··· Material for this task ···

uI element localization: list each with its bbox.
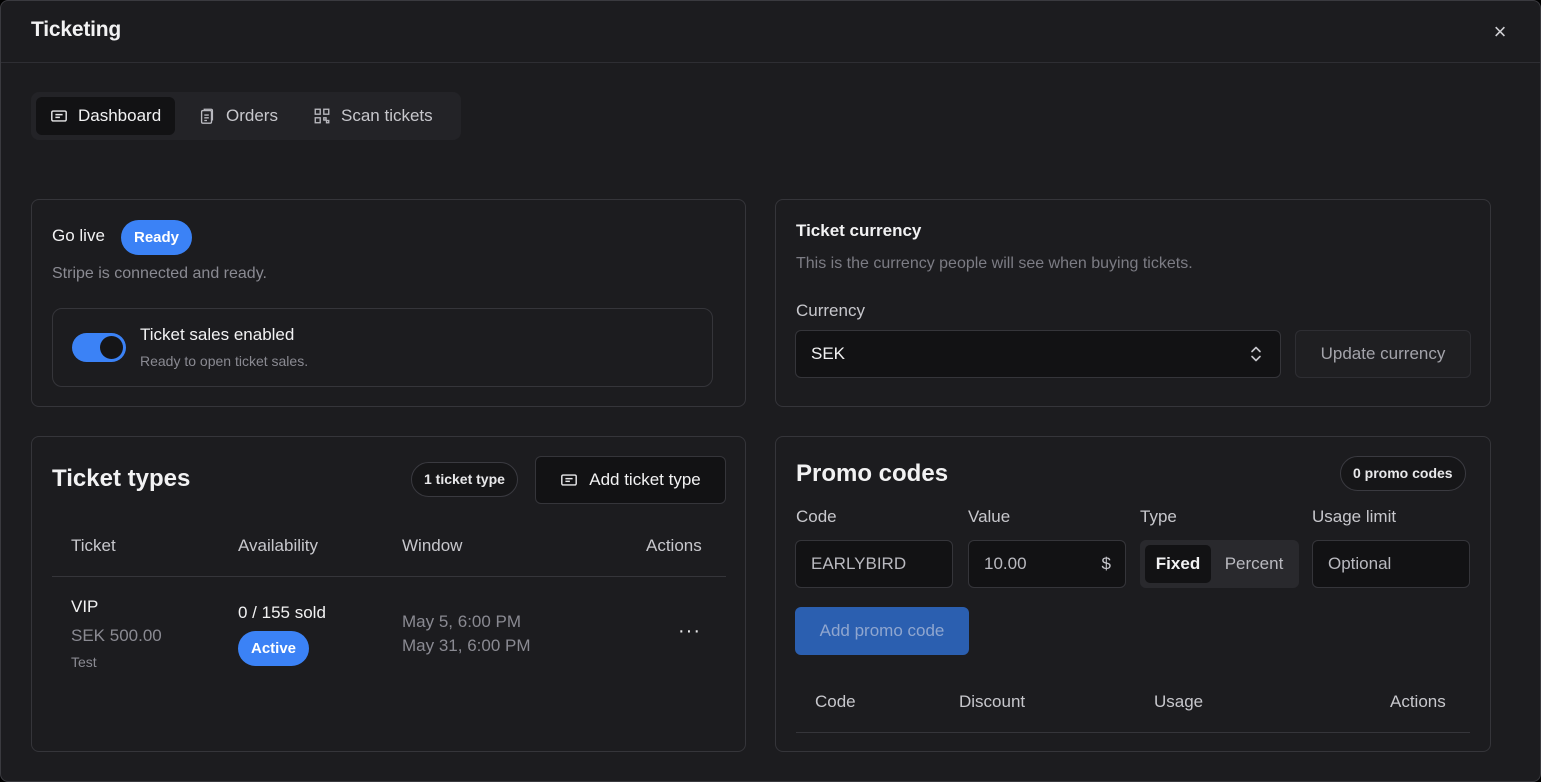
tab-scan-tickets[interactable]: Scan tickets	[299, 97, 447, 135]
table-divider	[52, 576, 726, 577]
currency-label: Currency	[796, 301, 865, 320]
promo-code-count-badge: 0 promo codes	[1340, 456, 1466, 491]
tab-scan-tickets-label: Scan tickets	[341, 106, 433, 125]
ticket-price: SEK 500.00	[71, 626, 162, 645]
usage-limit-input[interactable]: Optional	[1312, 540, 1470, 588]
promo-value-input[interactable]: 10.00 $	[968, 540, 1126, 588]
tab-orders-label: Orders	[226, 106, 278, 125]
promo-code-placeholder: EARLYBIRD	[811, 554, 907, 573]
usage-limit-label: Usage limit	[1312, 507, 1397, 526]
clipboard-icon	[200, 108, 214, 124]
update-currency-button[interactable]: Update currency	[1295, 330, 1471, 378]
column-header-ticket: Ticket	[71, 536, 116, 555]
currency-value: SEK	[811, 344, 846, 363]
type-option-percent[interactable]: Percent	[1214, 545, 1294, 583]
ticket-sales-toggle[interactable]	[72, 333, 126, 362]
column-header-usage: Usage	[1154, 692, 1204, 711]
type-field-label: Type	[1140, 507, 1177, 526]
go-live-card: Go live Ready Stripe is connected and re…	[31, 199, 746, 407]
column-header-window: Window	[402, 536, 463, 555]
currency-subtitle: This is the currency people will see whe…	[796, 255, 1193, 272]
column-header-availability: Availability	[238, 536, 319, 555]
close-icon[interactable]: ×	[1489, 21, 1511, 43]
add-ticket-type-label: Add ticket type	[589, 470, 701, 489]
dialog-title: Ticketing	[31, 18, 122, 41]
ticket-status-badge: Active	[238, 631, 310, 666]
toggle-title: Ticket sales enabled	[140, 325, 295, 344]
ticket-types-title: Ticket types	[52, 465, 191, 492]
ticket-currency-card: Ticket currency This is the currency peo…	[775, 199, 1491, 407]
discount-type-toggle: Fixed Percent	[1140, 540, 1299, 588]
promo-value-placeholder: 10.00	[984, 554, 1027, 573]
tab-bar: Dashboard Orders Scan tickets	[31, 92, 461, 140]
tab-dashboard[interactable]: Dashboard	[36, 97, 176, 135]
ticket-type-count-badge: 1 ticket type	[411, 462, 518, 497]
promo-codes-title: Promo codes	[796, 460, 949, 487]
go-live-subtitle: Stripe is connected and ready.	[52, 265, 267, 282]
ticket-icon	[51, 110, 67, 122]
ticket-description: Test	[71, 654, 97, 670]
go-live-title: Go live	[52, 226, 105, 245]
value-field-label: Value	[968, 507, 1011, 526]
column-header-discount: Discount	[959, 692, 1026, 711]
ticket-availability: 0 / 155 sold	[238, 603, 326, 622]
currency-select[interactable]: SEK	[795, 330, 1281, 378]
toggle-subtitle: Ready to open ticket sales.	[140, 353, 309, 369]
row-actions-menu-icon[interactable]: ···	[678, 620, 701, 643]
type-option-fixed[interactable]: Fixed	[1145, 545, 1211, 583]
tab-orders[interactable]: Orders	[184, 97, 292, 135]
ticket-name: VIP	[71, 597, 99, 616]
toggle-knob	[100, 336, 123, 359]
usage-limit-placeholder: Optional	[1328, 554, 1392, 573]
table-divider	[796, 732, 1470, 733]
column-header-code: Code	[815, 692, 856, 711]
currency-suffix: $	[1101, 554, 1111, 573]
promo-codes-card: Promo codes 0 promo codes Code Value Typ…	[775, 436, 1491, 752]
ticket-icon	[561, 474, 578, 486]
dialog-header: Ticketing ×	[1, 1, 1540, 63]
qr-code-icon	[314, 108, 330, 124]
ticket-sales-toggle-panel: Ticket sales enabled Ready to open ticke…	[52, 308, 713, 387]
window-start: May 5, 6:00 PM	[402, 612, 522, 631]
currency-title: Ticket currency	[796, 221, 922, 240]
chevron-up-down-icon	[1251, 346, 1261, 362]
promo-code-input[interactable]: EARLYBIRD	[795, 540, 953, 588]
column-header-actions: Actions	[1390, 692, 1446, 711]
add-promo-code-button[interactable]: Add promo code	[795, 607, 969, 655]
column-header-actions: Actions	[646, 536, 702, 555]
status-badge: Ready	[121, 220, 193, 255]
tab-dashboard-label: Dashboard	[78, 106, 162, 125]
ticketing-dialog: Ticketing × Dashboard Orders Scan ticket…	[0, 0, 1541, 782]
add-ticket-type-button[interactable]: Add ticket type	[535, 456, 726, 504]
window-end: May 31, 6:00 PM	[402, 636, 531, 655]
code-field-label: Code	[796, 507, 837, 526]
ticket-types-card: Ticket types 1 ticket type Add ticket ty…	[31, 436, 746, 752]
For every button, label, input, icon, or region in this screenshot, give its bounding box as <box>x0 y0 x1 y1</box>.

···
··· Material for this task ···

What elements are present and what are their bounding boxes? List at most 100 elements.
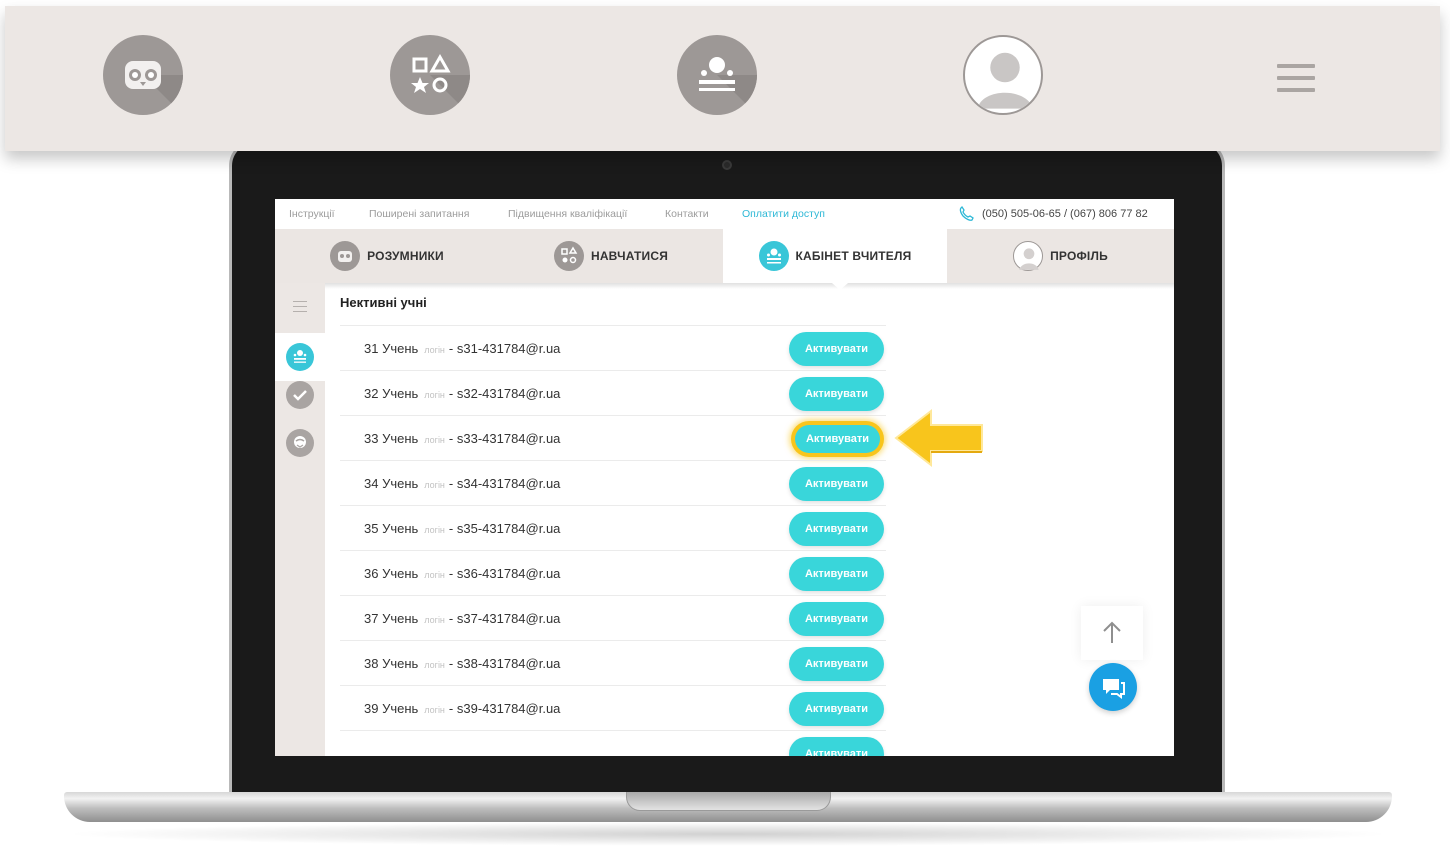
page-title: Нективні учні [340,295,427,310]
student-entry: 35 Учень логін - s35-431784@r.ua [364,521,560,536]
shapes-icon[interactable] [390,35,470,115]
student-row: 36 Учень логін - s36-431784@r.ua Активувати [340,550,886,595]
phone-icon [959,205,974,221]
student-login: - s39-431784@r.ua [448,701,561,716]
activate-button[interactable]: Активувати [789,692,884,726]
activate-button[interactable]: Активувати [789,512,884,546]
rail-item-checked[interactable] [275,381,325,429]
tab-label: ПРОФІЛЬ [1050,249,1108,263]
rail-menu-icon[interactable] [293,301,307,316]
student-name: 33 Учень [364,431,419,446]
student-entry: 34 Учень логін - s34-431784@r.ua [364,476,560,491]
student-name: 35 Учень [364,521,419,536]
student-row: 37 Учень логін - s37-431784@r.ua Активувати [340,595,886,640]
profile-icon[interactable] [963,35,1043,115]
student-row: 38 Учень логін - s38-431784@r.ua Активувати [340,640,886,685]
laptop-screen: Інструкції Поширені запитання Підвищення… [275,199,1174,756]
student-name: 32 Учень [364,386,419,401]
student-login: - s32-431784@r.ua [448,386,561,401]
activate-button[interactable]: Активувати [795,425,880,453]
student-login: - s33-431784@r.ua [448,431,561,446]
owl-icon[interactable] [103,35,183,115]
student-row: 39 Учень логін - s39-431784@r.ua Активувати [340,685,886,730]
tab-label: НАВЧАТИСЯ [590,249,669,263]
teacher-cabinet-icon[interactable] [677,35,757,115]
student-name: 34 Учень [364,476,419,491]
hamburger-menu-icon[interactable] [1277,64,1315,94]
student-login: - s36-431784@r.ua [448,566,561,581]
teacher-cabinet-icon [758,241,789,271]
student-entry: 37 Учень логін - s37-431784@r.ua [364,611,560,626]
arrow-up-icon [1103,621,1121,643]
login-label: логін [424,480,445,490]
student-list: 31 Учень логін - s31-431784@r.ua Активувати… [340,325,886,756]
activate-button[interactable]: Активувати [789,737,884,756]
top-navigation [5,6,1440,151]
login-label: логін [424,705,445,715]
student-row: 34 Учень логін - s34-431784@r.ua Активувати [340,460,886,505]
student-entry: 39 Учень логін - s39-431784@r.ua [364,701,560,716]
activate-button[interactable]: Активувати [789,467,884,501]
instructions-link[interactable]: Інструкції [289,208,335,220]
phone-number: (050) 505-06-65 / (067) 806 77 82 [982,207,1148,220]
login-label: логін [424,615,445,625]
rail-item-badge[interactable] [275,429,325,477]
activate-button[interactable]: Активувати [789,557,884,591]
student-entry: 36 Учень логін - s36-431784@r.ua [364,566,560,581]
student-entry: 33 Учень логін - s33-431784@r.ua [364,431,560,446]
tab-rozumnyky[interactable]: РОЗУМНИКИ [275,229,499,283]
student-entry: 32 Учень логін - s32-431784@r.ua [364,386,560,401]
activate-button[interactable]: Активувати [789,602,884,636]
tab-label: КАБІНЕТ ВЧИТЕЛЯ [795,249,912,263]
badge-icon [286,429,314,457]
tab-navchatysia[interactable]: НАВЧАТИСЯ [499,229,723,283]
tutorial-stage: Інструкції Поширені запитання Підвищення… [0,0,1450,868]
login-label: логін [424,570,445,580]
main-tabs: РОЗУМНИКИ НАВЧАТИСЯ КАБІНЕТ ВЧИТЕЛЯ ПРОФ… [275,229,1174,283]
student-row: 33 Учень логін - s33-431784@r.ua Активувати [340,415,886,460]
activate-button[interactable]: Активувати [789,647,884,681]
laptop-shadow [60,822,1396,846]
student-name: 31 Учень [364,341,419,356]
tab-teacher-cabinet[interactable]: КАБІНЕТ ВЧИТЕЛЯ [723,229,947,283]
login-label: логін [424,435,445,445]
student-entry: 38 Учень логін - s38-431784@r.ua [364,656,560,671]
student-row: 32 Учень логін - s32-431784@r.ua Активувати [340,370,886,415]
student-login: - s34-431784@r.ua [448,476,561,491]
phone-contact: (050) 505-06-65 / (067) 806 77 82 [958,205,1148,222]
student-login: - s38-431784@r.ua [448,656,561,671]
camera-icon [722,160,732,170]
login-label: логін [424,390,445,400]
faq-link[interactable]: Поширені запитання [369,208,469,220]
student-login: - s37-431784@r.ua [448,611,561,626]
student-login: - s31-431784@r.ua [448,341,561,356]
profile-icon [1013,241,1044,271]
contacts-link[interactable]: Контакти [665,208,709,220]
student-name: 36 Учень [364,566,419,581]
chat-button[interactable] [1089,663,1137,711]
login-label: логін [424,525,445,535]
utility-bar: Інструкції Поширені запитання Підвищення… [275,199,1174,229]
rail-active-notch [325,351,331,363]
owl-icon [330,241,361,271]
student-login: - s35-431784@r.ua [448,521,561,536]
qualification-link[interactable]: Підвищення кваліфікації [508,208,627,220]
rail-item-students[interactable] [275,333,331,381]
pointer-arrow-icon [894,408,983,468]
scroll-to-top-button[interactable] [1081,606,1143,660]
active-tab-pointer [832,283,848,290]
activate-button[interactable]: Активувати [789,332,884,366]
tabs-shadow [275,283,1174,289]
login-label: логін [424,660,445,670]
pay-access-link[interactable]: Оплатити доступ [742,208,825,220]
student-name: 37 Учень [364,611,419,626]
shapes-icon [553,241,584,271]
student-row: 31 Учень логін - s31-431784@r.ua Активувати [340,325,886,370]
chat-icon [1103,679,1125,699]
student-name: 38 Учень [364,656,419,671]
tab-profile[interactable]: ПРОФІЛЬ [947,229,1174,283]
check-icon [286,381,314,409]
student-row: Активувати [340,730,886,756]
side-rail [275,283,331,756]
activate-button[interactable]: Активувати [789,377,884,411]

···
··· Material for this task ···

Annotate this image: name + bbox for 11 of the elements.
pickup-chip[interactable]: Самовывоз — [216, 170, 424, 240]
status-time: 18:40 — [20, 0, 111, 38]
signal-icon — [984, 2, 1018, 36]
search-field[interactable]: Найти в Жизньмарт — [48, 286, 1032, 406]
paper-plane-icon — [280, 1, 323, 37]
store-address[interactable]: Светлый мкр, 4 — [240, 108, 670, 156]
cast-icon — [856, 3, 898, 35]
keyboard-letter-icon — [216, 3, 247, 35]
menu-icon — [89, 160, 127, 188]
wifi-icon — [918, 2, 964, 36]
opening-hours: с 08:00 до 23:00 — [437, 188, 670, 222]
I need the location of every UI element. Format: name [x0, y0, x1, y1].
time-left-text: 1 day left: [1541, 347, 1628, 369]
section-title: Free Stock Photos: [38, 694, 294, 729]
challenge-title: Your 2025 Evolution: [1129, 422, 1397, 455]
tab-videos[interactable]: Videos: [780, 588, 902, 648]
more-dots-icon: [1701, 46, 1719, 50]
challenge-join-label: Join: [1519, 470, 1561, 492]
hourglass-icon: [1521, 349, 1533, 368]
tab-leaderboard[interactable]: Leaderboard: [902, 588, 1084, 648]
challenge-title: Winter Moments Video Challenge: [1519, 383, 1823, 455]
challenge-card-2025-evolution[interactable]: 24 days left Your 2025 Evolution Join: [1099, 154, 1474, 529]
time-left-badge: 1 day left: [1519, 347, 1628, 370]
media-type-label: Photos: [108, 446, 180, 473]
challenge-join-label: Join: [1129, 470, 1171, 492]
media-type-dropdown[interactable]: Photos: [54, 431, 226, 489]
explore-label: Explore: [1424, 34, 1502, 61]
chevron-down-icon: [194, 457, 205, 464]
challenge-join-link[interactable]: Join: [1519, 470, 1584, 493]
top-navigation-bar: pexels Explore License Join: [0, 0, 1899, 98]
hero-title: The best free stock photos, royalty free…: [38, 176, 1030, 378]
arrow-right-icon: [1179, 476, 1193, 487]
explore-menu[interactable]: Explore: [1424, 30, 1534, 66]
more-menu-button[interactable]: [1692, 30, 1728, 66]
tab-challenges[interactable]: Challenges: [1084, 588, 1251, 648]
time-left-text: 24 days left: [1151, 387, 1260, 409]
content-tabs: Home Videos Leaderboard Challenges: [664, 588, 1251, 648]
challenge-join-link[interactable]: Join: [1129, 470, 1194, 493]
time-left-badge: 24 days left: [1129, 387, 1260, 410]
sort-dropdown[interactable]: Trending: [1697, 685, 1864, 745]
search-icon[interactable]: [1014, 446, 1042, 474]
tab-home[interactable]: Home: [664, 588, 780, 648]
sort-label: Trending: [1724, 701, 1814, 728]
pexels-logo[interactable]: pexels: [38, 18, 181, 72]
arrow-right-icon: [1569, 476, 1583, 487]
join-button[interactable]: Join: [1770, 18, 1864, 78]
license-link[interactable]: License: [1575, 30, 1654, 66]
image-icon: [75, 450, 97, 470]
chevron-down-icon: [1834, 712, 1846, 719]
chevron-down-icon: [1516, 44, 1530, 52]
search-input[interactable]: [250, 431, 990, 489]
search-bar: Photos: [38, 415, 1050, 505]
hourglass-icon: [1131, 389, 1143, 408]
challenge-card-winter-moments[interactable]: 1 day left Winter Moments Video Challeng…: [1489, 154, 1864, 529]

···

* [Short exercise]: Rewrite the lines starting at the one containing "Annotate this image: name" and ending at the one containing "menu-icon — [89, 160, 127, 188]", swapping "search-field" for "search-box" and leaving everything else unchanged.

* [Response for this exercise]:
Annotate this image: name + bbox for 11 of the elements.
pickup-chip[interactable]: Самовывоз — [216, 170, 424, 240]
status-time: 18:40 — [20, 0, 111, 38]
signal-icon — [984, 2, 1018, 36]
search-box[interactable]: Найти в Жизньмарт — [48, 286, 1032, 406]
paper-plane-icon — [280, 1, 323, 37]
store-address[interactable]: Светлый мкр, 4 — [240, 108, 670, 156]
cast-icon — [856, 3, 898, 35]
keyboard-letter-icon — [216, 3, 247, 35]
menu-icon — [89, 160, 127, 188]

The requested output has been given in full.